__Goal__.
Reproduce the lines below word for word, from the first to the last, and leave out the picture.

— START OF Records supplied —

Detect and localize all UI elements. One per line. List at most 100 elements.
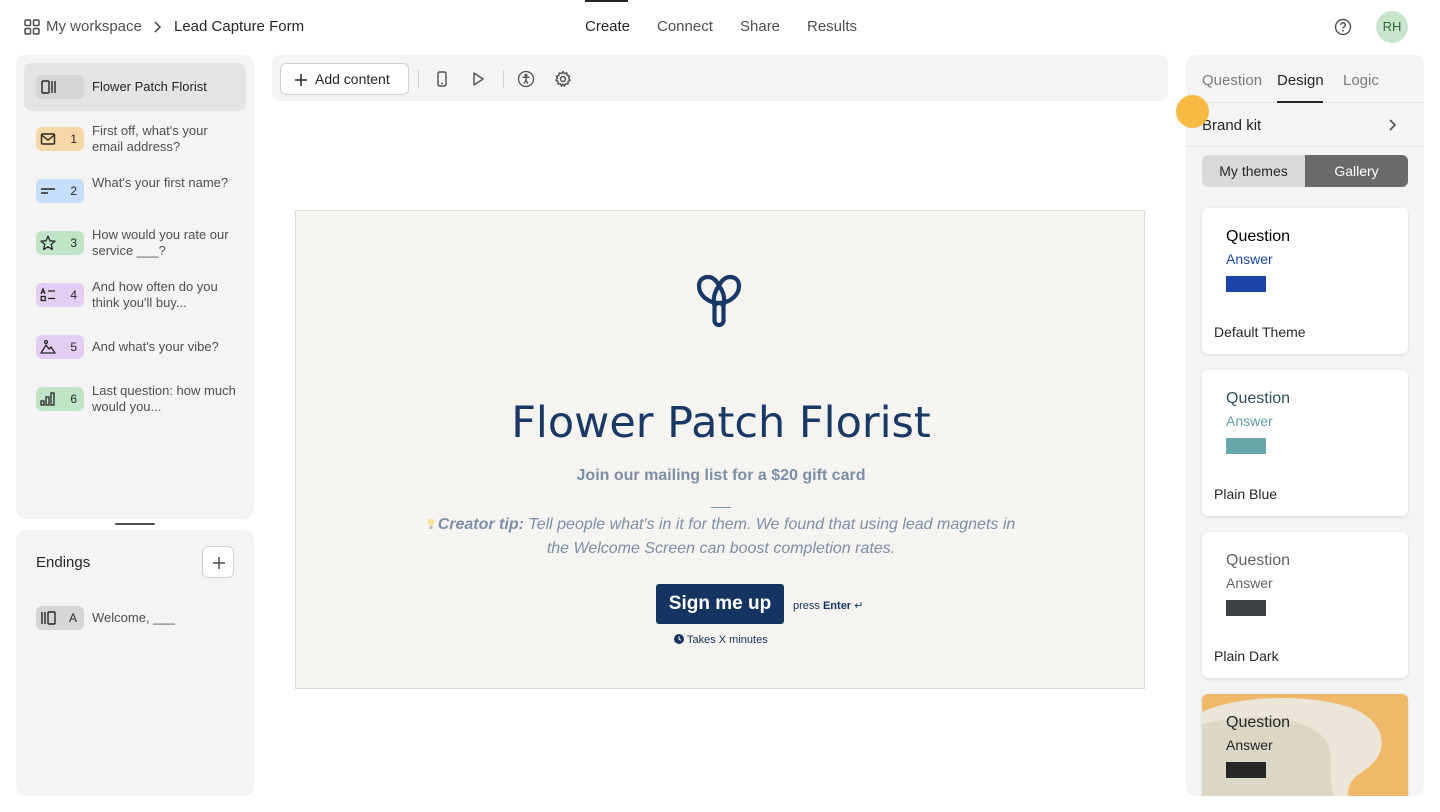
question-text: And what's your vibe?	[92, 339, 219, 354]
workspace-breadcrumb-link[interactable]: My workspace	[46, 18, 142, 36]
question-badge: 6	[36, 387, 84, 411]
question-badge	[36, 75, 84, 99]
toolbar-divider	[503, 70, 504, 88]
user-avatar[interactable]: RH	[1376, 11, 1408, 43]
theme-answer-sample: Answer	[1226, 251, 1273, 267]
panel-resize-handle[interactable]	[115, 523, 155, 525]
question-item-2[interactable]: 2 What's your first name?	[24, 167, 246, 215]
opinion-scale-icon	[40, 391, 56, 407]
theme-name: Default Theme	[1214, 324, 1306, 340]
question-badge: 2	[36, 179, 84, 203]
play-preview-icon[interactable]	[469, 70, 487, 88]
question-item-1[interactable]: 1 First off, what's your email address?	[24, 115, 246, 163]
question-text: What's your first name?	[92, 175, 229, 190]
theme-question-sample: Question	[1226, 228, 1291, 245]
theme-card-patterned[interactable]: Question Answer	[1202, 694, 1408, 796]
question-item-6[interactable]: 6 Last question: how much would you...	[24, 375, 246, 423]
welcome-screen-preview[interactable]: Flower Patch Florist Join our mailing li…	[295, 210, 1145, 689]
question-badge: 5	[36, 335, 84, 359]
time-estimate-label: Takes X minutes	[687, 634, 768, 646]
question-text: And how often do you think you'll buy...	[92, 279, 218, 310]
question-text: Last question: how much would you...	[92, 383, 236, 414]
theme-name: Plain Blue	[1214, 486, 1278, 502]
ending-screen-icon	[40, 610, 56, 626]
email-icon	[40, 131, 56, 147]
question-item-3[interactable]: 3 How would you rate our service ___?	[24, 219, 246, 267]
creator-tip-text: Tell people what's in it for them. We fo…	[528, 516, 1016, 557]
theme-answer-sample: Answer	[1226, 413, 1273, 429]
tab-share[interactable]: Share	[740, 18, 780, 36]
ending-letter: A	[68, 611, 77, 625]
press-label: press	[793, 600, 820, 612]
welcome-screen-item[interactable]: Flower Patch Florist	[24, 63, 246, 111]
question-badge: 1	[36, 127, 84, 151]
theme-button-swatch	[1226, 276, 1266, 292]
theme-card-plain-dark[interactable]: Question Answer Plain Dark	[1202, 532, 1408, 678]
help-icon[interactable]	[1334, 18, 1352, 36]
ending-item-a[interactable]: A Welcome, ___	[24, 594, 246, 642]
question-text: How would you rate our service ___?	[92, 227, 229, 258]
tab-design[interactable]: Design	[1277, 72, 1324, 90]
editor-toolbar: Add content	[272, 55, 1168, 101]
brand-kit-link[interactable]: Brand kit	[1202, 117, 1261, 134]
question-number: 6	[70, 392, 77, 406]
tab-connect[interactable]: Connect	[657, 18, 713, 36]
welcome-title: Flower Patch Florist	[511, 398, 931, 448]
tab-question[interactable]: Question	[1202, 72, 1262, 90]
question-number: 5	[70, 340, 77, 354]
question-number: 2	[70, 184, 77, 198]
sign-me-up-button[interactable]: Sign me up	[656, 584, 784, 624]
segment-gallery[interactable]: Gallery	[1305, 155, 1408, 187]
tab-results[interactable]: Results	[807, 18, 857, 36]
active-tab-indicator	[1277, 101, 1323, 103]
question-item-5[interactable]: 5 And what's your vibe?	[24, 323, 246, 371]
ending-text: Welcome, ___	[92, 610, 175, 625]
star-icon	[40, 235, 56, 251]
theme-name: Plain Dark	[1214, 648, 1279, 664]
settings-gear-icon[interactable]	[554, 70, 572, 88]
cursor-highlight	[1176, 95, 1209, 128]
press-enter-hint: press Enter ↵	[793, 599, 863, 612]
picture-choice-icon	[40, 339, 56, 355]
question-text: First off, what's your email address?	[92, 123, 208, 154]
theme-source-toggle: My themes Gallery	[1202, 155, 1408, 187]
accessibility-icon[interactable]	[517, 70, 535, 88]
plus-icon	[295, 74, 307, 86]
toolbar-divider	[418, 70, 419, 88]
workspace-grid-icon[interactable]	[24, 19, 40, 35]
theme-button-swatch	[1226, 600, 1266, 616]
welcome-screen-label: Flower Patch Florist	[92, 79, 207, 94]
ending-badge: A	[36, 606, 84, 630]
question-number: 3	[70, 236, 77, 250]
theme-card-default[interactable]: Question Answer Default Theme	[1202, 208, 1408, 354]
segment-my-themes[interactable]: My themes	[1202, 155, 1305, 187]
add-ending-button[interactable]	[202, 546, 234, 578]
theme-question-sample: Question	[1226, 390, 1291, 407]
question-badge: 4	[36, 283, 84, 307]
plus-icon	[213, 557, 225, 569]
theme-answer-sample: Answer	[1226, 575, 1273, 591]
time-estimate: Takes X minutes	[674, 634, 768, 646]
theme-answer-sample: Answer	[1226, 737, 1273, 753]
add-content-button[interactable]: Add content	[280, 63, 409, 95]
tab-create[interactable]: Create	[585, 18, 630, 36]
question-badge: 3	[36, 231, 84, 255]
top-bar: My workspace Lead Capture Form Create Co…	[0, 0, 1440, 54]
endings-panel: Endings A Welcome, ___	[16, 530, 254, 796]
breadcrumb-chevron-icon	[151, 20, 163, 34]
lightbulb-icon	[427, 518, 435, 530]
chevron-right-icon[interactable]	[1386, 118, 1398, 132]
enter-label: Enter	[822, 600, 852, 612]
creator-tip: Creator tip: Tell people what's in it fo…	[421, 513, 1021, 561]
theme-question-sample: Question	[1226, 552, 1291, 569]
question-item-4[interactable]: 4 And how often do you think you'll buy.…	[24, 271, 246, 319]
mobile-preview-icon[interactable]	[433, 70, 451, 88]
form-name-breadcrumb[interactable]: Lead Capture Form	[174, 18, 304, 36]
theme-card-plain-blue[interactable]: Question Answer Plain Blue	[1202, 370, 1408, 516]
florist-logo-icon	[694, 273, 744, 329]
creator-tip-label: Creator tip:	[437, 516, 524, 533]
tab-logic[interactable]: Logic	[1343, 72, 1379, 90]
question-number: 1	[70, 132, 77, 146]
enter-return-icon: ↵	[854, 600, 864, 612]
theme-button-swatch	[1226, 438, 1266, 454]
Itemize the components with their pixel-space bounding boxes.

— END OF Records supplied —

__Task response__.
Detect and localize all UI elements. One per line. List at most 100 elements.
question-text: And what's your vibe?	[92, 339, 219, 354]
workspace-breadcrumb-link[interactable]: My workspace	[46, 18, 142, 36]
question-badge: 6	[36, 387, 84, 411]
question-badge	[36, 75, 84, 99]
toolbar-divider	[503, 70, 504, 88]
user-avatar[interactable]: RH	[1376, 11, 1408, 43]
theme-answer-sample: Answer	[1226, 251, 1273, 267]
panel-resize-handle[interactable]	[115, 523, 155, 525]
question-item-2[interactable]: 2 What's your first name?	[24, 167, 246, 215]
opinion-scale-icon	[40, 391, 56, 407]
theme-name: Default Theme	[1214, 324, 1306, 340]
question-badge: 2	[36, 179, 84, 203]
play-preview-icon[interactable]	[469, 70, 487, 88]
question-item-1[interactable]: 1 First off, what's your email address?	[24, 115, 246, 163]
question-text: What's your first name?	[92, 175, 229, 190]
theme-question-sample: Question	[1226, 228, 1291, 245]
theme-card-patterned[interactable]: Question Answer	[1202, 694, 1408, 796]
question-item-6[interactable]: 6 Last question: how much would you...	[24, 375, 246, 423]
welcome-screen-preview[interactable]: Flower Patch Florist Join our mailing li…	[295, 210, 1145, 689]
question-badge: 5	[36, 335, 84, 359]
time-estimate-label: Takes X minutes	[687, 634, 768, 646]
question-text: And how often do you think you'll buy...	[92, 279, 218, 310]
question-text: Last question: how much would you...	[92, 383, 236, 414]
theme-name: Plain Blue	[1214, 486, 1278, 502]
ending-screen-icon	[40, 610, 56, 626]
email-icon	[40, 131, 56, 147]
question-item-3[interactable]: 3 How would you rate our service ___?	[24, 219, 246, 267]
creator-tip-text: Tell people what's in it for them. We fo…	[528, 516, 1016, 557]
theme-answer-sample: Answer	[1226, 413, 1273, 429]
tab-share[interactable]: Share	[740, 18, 780, 36]
ending-letter: A	[68, 611, 77, 625]
press-label: press	[793, 600, 820, 612]
welcome-screen-item[interactable]: Flower Patch Florist	[24, 63, 246, 111]
question-badge: 1	[36, 127, 84, 151]
theme-button-swatch	[1226, 276, 1266, 292]
theme-card-plain-dark[interactable]: Question Answer Plain Dark	[1202, 532, 1408, 678]
help-icon[interactable]	[1334, 18, 1352, 36]
ending-item-a[interactable]: A Welcome, ___	[24, 594, 246, 642]
question-text: How would you rate our service ___?	[92, 227, 229, 258]
tab-design[interactable]: Design	[1277, 72, 1324, 90]
editor-toolbar: Add content	[272, 55, 1168, 101]
brand-kit-link[interactable]: Brand kit	[1202, 117, 1261, 134]
question-number: 6	[70, 392, 77, 406]
tab-connect[interactable]: Connect	[657, 18, 713, 36]
welcome-title: Flower Patch Florist	[511, 398, 931, 448]
tab-question[interactable]: Question	[1202, 72, 1262, 90]
question-number: 5	[70, 340, 77, 354]
question-number: 2	[70, 184, 77, 198]
sign-me-up-button[interactable]: Sign me up	[656, 584, 784, 624]
segment-gallery[interactable]: Gallery	[1305, 155, 1408, 187]
tab-results[interactable]: Results	[807, 18, 857, 36]
active-tab-indicator	[1277, 101, 1323, 103]
question-item-5[interactable]: 5 And what's your vibe?	[24, 323, 246, 371]
ending-text: Welcome, ___	[92, 610, 175, 625]
star-icon	[40, 235, 56, 251]
theme-name: Plain Dark	[1214, 648, 1279, 664]
settings-gear-icon[interactable]	[554, 70, 572, 88]
cursor-highlight	[1176, 95, 1209, 128]
press-enter-hint: press Enter ↵	[793, 599, 863, 612]
picture-choice-icon	[40, 339, 56, 355]
question-text: First off, what's your email address?	[92, 123, 208, 154]
theme-source-toggle: My themes Gallery	[1202, 155, 1408, 187]
accessibility-icon[interactable]	[517, 70, 535, 88]
plus-icon	[295, 74, 307, 86]
toolbar-divider	[418, 70, 419, 88]
workspace-grid-icon[interactable]	[24, 19, 40, 35]
theme-button-swatch	[1226, 600, 1266, 616]
welcome-screen-label: Flower Patch Florist	[92, 79, 207, 94]
ending-badge: A	[36, 606, 84, 630]
question-number: 3	[70, 236, 77, 250]
theme-card-default[interactable]: Question Answer Default Theme	[1202, 208, 1408, 354]
segment-my-themes[interactable]: My themes	[1202, 155, 1305, 187]
add-ending-button[interactable]	[202, 546, 234, 578]
theme-question-sample: Question	[1226, 390, 1291, 407]
question-badge: 4	[36, 283, 84, 307]
plus-icon	[213, 557, 225, 569]
theme-answer-sample: Answer	[1226, 575, 1273, 591]
time-estimate: Takes X minutes	[674, 634, 768, 646]
theme-answer-sample: Answer	[1226, 737, 1273, 753]
add-content-button[interactable]: Add content	[280, 63, 409, 95]
tab-create[interactable]: Create	[585, 18, 630, 36]
question-badge: 3	[36, 231, 84, 255]
top-bar: My workspace Lead Capture Form Create Co…	[0, 0, 1440, 54]
endings-panel: Endings A Welcome, ___	[16, 530, 254, 796]
breadcrumb-chevron-icon	[151, 20, 163, 34]
lightbulb-icon	[427, 518, 435, 530]
chevron-right-icon[interactable]	[1386, 118, 1398, 132]
enter-label: Enter	[822, 600, 852, 612]
creator-tip: Creator tip: Tell people what's in it fo…	[421, 513, 1021, 561]
theme-question-sample: Question	[1226, 552, 1291, 569]
question-item-4[interactable]: 4 And how often do you think you'll buy.…	[24, 271, 246, 319]
mobile-preview-icon[interactable]	[433, 70, 451, 88]
form-name-breadcrumb[interactable]: Lead Capture Form	[174, 18, 304, 36]
theme-card-plain-blue[interactable]: Question Answer Plain Blue	[1202, 370, 1408, 516]
florist-logo-icon	[694, 273, 744, 329]
creator-tip-label: Creator tip:	[437, 516, 524, 533]
tab-logic[interactable]: Logic	[1343, 72, 1379, 90]
question-number: 1	[70, 132, 77, 146]
enter-return-icon: ↵	[854, 600, 864, 612]
theme-button-swatch	[1226, 438, 1266, 454]
Itemize the components with their pixel-space bounding boxes.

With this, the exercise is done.